**Collected data:**

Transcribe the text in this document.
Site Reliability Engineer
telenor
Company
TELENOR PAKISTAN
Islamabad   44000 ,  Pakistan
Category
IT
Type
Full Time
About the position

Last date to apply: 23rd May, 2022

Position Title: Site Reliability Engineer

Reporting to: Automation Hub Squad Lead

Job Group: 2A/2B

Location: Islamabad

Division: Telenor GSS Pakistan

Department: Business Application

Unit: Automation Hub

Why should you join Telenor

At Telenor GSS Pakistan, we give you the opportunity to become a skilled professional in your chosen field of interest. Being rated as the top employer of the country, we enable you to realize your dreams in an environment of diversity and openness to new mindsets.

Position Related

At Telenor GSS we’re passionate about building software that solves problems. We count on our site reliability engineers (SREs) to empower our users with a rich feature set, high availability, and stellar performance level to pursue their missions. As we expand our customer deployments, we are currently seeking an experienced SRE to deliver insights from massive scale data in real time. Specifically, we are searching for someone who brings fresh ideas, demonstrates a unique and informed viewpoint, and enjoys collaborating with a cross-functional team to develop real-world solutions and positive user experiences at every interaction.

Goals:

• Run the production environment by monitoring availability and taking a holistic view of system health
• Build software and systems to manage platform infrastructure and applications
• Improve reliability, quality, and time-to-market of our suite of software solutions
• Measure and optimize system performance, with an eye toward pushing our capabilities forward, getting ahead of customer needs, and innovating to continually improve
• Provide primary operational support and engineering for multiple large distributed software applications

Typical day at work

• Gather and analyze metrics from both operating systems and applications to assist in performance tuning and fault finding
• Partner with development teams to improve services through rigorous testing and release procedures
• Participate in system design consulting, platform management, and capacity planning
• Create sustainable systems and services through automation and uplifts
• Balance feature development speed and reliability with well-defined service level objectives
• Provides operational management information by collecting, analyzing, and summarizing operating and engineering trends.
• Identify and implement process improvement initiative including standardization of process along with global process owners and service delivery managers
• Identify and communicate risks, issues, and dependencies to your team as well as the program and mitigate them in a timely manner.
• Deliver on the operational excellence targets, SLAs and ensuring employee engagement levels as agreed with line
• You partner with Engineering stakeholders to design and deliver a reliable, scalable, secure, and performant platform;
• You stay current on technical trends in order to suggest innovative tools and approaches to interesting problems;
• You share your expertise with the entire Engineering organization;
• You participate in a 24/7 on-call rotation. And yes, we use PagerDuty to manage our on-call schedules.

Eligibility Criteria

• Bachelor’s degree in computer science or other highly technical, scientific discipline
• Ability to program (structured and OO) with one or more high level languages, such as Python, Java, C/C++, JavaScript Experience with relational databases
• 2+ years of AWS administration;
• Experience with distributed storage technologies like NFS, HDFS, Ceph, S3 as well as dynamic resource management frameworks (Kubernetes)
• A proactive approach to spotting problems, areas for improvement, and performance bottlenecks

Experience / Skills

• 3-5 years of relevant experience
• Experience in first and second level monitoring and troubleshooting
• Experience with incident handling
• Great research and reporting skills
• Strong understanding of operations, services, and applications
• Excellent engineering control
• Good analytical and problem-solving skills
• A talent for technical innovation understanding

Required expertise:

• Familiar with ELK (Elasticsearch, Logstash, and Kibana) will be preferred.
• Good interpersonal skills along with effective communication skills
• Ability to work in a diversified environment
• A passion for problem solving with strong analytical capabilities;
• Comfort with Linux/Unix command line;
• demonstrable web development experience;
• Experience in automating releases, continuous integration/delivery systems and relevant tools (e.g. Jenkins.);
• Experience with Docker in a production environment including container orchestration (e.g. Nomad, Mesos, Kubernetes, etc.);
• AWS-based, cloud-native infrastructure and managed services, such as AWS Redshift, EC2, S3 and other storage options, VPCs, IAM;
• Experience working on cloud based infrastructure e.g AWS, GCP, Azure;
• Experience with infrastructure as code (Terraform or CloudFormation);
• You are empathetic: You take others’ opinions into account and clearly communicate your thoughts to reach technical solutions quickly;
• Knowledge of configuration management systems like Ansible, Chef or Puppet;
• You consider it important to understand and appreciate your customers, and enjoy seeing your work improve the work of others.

**What you are asked to do:** In the data above, count the lines where the word "communicate" appears; reply with the number only.

**Response:** 2